How to fix UK’s immigration crisis
London: The response to the UK Independence Party’s (UKIP) surge has reached panic stage. Just as British business and academia chorused the economic benefits of Union in the final stages of the Scottish referendum campaign, their refrain now is of the economic benefits of immigration. A letter from 10 CEOs in the Financial Times pronounced that immig-ration from Eastern Europe is valuable. The previous week econ-omists estimated that immigrants from eastern Europe had contributed £20 billion net in taxes.
But UKIP supporters are no longer overawed by businessmen and dons. UKIP supporters are from the less advantaged classes. Hence: ignore them. This would be an error. Instead, we should try honesty.
On the need for foreign workers, too much has gone wrong in British business for chief executives to have retained the respectful attention of an admiring populace. British business finds it cheaper to hire Hungarians than to train British youth. Similarly, the city finds it cheaper to hire tax-privileged non-doms.
As for tax, the £20 billion short-term gain brandished in the headlines is less indicative of the fiscal consequences than the longer-term £114 billion fiscal loss from overall immigration. Even these numbers are misleading.
The impact should be estimated from the perspective of the life cycle. This discussion of jobs and tax diverts attention from important issues. In truth, the economic effects are trivial. The important effects are long-term and social. They work predominantly through population size.
The issue of population size is, I think, relatively straightforward. England is the most crowded country in Europe. So there is a strong case for stabilising the population. What this implies for immigration depends upon what we do on child benefits. Benefits, though modest from the perspective of those accustomed to English levels of income, can seem munificent to people from poorer societies, and may delay the adjustment to current norms of family size. So there is a case for revising child benefit, perhaps capping it at two children while protecting provision for existing larger families.

→ **ACTIVITIES**
(1) Copy the part of the immigration article starting at "As for tax, the" and ending at "numbers are misleading.".
(2) In the immigration article, which country is called the most crowded in Europe?
(3) Using the immigration article, explain why it suggests there is a case for revising child benefit.
These records have nothing to do with the immigration article.

→ **DATASET EXCERPTS**
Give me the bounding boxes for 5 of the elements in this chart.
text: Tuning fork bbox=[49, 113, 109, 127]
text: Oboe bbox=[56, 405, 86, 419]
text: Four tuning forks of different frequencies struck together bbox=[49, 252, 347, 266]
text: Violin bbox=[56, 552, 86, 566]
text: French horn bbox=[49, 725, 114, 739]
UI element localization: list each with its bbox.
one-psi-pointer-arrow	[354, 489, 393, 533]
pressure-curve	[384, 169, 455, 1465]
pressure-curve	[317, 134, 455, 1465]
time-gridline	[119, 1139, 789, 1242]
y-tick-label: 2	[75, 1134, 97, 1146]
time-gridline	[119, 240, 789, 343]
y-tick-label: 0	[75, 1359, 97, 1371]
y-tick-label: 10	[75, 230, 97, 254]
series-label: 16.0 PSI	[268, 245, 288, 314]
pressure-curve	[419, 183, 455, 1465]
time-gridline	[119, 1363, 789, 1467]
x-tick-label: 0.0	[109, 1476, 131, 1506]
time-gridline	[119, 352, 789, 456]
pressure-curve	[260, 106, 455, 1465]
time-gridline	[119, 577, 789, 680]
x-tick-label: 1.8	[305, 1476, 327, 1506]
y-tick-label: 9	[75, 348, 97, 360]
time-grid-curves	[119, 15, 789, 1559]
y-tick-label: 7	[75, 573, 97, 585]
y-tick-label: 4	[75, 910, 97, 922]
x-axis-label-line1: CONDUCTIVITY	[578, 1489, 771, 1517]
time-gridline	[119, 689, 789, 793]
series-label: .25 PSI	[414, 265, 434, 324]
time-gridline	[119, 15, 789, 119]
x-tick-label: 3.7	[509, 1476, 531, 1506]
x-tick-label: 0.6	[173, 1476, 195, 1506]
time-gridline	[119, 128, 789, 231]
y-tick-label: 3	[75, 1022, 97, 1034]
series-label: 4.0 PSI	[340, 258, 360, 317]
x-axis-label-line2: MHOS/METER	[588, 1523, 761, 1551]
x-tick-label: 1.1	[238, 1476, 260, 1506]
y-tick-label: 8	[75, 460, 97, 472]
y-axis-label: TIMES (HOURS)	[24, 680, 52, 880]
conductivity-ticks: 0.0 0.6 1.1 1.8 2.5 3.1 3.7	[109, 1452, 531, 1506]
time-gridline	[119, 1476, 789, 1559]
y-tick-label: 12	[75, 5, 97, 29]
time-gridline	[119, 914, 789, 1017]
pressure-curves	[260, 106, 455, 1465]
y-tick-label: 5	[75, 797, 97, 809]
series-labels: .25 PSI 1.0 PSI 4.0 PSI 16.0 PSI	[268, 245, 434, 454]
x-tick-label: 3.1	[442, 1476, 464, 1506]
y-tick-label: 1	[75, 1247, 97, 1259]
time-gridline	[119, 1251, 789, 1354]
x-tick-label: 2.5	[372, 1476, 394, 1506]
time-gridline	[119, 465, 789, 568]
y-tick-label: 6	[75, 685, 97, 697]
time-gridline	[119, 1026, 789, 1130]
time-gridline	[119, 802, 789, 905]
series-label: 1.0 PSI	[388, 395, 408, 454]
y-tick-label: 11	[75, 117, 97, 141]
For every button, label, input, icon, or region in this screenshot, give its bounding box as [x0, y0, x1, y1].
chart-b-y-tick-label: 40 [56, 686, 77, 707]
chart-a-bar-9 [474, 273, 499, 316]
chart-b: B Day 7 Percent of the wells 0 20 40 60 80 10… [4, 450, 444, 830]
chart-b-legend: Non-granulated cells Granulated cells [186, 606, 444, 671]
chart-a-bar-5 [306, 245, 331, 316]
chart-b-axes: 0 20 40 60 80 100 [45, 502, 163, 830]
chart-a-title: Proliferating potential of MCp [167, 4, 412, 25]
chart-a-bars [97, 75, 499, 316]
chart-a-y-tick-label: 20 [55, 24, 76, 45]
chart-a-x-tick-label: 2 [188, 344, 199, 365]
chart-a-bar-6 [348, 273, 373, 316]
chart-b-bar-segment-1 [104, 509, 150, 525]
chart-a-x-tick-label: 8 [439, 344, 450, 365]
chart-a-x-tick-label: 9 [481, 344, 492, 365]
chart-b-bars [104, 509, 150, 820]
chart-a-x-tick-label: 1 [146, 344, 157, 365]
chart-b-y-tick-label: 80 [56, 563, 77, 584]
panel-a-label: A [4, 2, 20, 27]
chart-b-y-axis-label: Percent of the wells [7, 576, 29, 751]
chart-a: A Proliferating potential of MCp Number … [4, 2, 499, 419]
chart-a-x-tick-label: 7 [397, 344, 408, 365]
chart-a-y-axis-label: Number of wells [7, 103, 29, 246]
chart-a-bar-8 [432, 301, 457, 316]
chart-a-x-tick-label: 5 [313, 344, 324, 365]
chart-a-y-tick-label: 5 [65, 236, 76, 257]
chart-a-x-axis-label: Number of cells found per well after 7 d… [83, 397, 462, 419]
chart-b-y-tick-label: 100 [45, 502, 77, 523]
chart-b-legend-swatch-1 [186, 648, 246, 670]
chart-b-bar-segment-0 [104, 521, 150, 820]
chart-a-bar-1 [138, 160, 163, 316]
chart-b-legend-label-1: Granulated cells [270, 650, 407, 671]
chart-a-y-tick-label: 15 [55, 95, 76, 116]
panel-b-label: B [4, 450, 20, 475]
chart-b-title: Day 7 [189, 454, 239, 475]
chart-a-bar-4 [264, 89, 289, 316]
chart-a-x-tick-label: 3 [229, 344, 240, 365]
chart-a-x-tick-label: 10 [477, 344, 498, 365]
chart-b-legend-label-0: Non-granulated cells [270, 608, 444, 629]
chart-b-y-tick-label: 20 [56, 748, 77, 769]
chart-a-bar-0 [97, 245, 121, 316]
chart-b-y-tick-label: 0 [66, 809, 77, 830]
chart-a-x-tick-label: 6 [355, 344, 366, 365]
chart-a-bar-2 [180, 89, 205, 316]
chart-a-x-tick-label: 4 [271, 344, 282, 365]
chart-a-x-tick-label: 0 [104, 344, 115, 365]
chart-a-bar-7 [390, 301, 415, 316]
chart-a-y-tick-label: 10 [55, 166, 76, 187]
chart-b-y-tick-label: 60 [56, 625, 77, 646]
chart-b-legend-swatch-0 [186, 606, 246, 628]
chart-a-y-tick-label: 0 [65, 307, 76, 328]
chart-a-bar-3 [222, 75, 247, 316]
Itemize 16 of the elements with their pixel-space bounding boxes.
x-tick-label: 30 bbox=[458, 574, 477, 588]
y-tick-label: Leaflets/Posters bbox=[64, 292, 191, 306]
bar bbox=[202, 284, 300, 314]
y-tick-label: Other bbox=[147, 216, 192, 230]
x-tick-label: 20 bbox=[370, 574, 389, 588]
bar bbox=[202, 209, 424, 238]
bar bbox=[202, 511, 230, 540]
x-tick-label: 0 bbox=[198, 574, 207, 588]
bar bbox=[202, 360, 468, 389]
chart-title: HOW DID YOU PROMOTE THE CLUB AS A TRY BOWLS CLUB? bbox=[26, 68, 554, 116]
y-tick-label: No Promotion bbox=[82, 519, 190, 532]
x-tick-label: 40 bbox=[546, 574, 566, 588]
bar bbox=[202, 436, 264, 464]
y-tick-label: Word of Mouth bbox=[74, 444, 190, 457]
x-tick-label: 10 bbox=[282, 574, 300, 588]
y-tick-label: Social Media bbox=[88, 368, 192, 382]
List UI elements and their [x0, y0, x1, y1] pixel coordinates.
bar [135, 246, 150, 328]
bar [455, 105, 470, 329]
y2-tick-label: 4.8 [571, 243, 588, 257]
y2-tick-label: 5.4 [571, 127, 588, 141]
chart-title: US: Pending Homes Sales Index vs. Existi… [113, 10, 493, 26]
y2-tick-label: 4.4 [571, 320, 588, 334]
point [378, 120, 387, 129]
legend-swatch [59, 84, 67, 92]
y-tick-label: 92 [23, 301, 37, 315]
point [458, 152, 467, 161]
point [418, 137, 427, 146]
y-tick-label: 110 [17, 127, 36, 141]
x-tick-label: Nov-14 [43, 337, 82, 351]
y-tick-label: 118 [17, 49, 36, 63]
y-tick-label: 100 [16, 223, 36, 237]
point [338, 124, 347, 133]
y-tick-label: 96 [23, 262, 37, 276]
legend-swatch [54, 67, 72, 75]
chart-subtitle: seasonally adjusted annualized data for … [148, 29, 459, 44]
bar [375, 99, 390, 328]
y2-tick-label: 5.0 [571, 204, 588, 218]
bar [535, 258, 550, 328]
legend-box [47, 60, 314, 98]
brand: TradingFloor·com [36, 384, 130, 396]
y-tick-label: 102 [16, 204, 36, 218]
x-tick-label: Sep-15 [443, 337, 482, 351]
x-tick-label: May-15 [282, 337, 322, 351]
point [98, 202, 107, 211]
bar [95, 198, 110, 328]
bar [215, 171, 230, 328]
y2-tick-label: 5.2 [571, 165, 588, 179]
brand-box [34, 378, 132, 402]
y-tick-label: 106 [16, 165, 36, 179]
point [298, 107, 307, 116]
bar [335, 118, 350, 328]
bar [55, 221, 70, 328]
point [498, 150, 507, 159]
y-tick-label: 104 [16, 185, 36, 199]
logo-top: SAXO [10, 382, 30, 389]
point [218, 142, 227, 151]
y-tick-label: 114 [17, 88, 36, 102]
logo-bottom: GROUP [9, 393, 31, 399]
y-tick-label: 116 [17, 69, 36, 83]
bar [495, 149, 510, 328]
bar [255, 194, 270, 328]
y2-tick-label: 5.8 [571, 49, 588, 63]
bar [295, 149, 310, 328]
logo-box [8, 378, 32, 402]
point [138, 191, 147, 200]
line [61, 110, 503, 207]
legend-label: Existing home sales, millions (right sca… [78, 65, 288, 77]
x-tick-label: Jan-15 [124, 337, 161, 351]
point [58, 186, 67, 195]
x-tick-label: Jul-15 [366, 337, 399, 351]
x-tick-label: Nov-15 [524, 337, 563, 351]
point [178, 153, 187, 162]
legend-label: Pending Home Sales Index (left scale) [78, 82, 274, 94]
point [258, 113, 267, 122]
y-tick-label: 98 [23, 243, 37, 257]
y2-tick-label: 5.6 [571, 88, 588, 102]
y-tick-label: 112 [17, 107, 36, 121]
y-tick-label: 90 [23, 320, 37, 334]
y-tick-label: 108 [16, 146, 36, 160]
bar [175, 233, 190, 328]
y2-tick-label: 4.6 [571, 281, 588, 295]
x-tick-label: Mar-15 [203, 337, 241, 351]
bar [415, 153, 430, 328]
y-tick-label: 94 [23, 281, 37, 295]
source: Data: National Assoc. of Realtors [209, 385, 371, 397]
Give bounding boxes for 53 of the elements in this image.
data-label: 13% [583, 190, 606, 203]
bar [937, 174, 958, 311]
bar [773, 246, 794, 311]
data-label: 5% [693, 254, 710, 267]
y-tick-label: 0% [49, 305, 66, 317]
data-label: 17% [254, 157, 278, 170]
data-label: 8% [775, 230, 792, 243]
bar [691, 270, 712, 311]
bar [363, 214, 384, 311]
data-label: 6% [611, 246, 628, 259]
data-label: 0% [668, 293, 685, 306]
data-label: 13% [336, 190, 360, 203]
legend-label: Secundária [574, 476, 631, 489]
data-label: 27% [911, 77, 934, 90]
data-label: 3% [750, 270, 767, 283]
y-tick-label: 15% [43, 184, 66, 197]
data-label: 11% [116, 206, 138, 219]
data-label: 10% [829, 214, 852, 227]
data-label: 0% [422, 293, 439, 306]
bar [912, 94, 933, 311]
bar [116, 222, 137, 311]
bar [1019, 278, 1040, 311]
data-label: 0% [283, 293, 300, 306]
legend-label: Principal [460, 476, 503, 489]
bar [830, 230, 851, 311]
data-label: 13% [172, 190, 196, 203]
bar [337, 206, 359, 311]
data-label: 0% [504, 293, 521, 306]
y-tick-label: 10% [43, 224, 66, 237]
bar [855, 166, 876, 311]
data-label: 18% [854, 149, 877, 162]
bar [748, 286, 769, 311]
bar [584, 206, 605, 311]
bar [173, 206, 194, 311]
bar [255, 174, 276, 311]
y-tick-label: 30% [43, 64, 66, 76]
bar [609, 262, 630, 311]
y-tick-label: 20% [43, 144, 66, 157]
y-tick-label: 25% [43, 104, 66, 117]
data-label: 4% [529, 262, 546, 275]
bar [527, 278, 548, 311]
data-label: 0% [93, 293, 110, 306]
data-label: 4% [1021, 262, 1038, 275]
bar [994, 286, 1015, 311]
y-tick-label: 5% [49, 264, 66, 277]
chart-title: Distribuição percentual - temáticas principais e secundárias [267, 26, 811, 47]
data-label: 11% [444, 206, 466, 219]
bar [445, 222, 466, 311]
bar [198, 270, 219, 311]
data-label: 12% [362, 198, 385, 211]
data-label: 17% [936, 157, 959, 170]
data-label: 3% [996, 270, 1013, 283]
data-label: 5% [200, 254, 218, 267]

→ **RESULTS OF THE TASKS**
(1)
As for tax, the £20 billion short-term gain brandished in the headlines is less indicative of the fiscal consequences than the longer-term £114 billion fiscal loss from overall immigration. Even these numbers are misleading.

(2) England.

(3) Child benefits may look modest to people used to English incomes, but they can seem generous to people from poorer societies. That can delay their adjustment to current norms of family size. So the article suggests capping the benefit at two children while protecting provision for existing larger families.